> [TEXT SECTION]
* * *

Once a DB table is created though db_create_table() I would expect that the previously cached DB schema (see drupal_get_schema) would be invalidated.

Instead every time db_create_table() is executed after that the DB schema is already cached the newly create table schema won't be inserted in the cached schema resulting in the fact that subsequents calls to drupal_write_record will fail.

Currently if one needs to insert something into the table after a db_create_table() has to call drupal_get_schema('table', TRUE) before doing any insertion. I think this is pretty illogical as IMHO one would just expect that the newly created table to be in the DB schema.

This easily leads to bugs for example in .install files and update functions.
For example: http://drupal.org/node/716506#comment-2612184

I would suggest adding a call to call drupal_get_schema('table', TRUE) in db_create_table() so that the cached schema will be refreshed..
Another approach would be making drupal_get_schema intelligent enough to understand that it's cached schema is out of date but this probably would have some problems with performance..

* * *

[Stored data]
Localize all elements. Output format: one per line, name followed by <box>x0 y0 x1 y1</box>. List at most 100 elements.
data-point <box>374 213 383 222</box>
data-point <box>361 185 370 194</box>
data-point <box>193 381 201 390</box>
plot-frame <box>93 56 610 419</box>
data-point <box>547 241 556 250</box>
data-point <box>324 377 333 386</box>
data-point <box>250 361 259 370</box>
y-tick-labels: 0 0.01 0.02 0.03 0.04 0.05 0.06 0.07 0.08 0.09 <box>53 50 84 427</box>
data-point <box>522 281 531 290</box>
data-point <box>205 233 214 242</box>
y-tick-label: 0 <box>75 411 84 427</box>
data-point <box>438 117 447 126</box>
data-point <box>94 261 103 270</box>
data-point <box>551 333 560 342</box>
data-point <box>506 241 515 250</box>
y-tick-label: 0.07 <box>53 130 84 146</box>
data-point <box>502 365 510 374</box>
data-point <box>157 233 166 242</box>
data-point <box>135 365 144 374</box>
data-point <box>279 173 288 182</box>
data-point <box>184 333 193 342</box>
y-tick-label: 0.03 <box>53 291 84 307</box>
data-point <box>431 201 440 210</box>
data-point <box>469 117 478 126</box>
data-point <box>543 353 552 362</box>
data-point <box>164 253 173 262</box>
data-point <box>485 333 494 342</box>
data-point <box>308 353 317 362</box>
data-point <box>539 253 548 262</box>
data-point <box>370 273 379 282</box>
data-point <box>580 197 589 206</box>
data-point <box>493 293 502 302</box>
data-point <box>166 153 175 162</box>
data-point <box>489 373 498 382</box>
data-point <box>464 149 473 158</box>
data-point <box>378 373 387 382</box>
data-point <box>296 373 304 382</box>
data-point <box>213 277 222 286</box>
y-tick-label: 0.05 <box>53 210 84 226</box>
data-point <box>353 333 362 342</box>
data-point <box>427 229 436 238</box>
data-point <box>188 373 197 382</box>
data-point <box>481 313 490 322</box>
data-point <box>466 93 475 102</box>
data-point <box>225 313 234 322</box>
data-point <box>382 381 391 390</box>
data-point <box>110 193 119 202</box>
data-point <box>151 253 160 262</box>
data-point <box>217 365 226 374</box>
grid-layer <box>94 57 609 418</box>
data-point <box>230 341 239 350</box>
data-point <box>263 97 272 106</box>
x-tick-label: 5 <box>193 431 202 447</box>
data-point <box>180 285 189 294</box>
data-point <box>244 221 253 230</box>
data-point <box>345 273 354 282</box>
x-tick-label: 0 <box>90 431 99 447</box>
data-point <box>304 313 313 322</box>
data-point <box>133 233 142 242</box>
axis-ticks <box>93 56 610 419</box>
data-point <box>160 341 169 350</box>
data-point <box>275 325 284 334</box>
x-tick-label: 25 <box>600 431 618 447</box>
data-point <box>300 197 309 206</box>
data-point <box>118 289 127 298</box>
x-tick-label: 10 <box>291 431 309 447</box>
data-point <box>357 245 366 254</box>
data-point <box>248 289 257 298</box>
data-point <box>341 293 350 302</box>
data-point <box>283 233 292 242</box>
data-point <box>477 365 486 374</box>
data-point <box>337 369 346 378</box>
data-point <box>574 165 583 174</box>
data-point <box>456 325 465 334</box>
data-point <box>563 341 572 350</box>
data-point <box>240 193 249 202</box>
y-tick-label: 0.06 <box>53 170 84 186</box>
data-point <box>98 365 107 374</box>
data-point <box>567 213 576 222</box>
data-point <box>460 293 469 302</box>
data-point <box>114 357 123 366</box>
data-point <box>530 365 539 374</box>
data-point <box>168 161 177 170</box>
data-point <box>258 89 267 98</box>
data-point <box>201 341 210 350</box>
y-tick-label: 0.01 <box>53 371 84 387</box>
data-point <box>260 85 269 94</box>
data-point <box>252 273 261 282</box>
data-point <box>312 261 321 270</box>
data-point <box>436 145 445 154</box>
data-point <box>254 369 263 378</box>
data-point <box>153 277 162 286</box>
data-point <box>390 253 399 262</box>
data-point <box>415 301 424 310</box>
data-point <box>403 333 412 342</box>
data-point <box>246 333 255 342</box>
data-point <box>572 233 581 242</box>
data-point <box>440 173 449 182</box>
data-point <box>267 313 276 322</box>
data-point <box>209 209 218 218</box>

* * *

> [INSTRUCTIONS]
a - From the post about Drupal's cached schema, extract the passage from "Currently if one" up to and including "and update functions.".
b - Based on the post about Drupal's cached schema, mark each statement yes or no, and quote the words that decide it. (i) Once the table is created, calls to drupal_write_record will succeed. (ii) Bugs of this kind can easily arise in .install files and update functions. (iii) Making drupal_get_schema detect an out-of-date cache would carry no performance cost.
c - Give what follows in the post about Drupal's cached schema, starting after its last sentence.

> [OUTPUTS BY TASK]
a -
Currently if one needs to insert something into the table after a db_create_table() has to call drupal_get_schema('table', TRUE) before doing any insertion. I think this is pretty illogical as IMHO one would just expect that the newly created table to be in the DB schema.

This easily leads to bugs for example in .install files and update functions.

b -
(i) No: "calls to drupal_write_record will fail"
(ii) Yes: "This easily leads to bugs for example in .install files and update functions."
(iii) No: "this probably would have some problems with performance"

c -
Hope this helps,
I'm interested in hearing your comments.

Fabio Varesano

Support from Acquia helps fund testing for Drupal Acquia logo

Comments

sun’s picture

Category: feature » task
Crell’s picture

I am not sure that adding the line to db_create_table() itself is a good idea. For one thing, it's just a procedural wrapper around the OO DB layer, and direct function calls within the DB layer classes is in most cases a bug. For another, tables are generally created en masse, like on install. Clearing and rebuilding the cache after every single alteration to the schema is needless thrashing. Plus, the schema cache is based on hook_schema() anyway, not the actual tables themselves. :-)

Rather, I think we should be making sure that after any operation likely to affect the schema we clear the cache. Eg, after each update hook, or after a series of update hooks gets called. In fact, don't we do that already since the cache is cleared after an update to begin with?

sun’s picture

Similar thoughts crossed my mind when reading the other, original issue. My thought was that a module update, which adds a table, will have the new table already defined in hook_schema().

I quickly tried to look up whether we clear the schema cache before executing updates, and probably we're not - I think that's more likely to be the cause here.

Crell’s picture

fax8: I don't quite follow the use case where the current setup would be causing a problem. Can you give an example? I couldn't quite follow how the Mollom issue you linked is related.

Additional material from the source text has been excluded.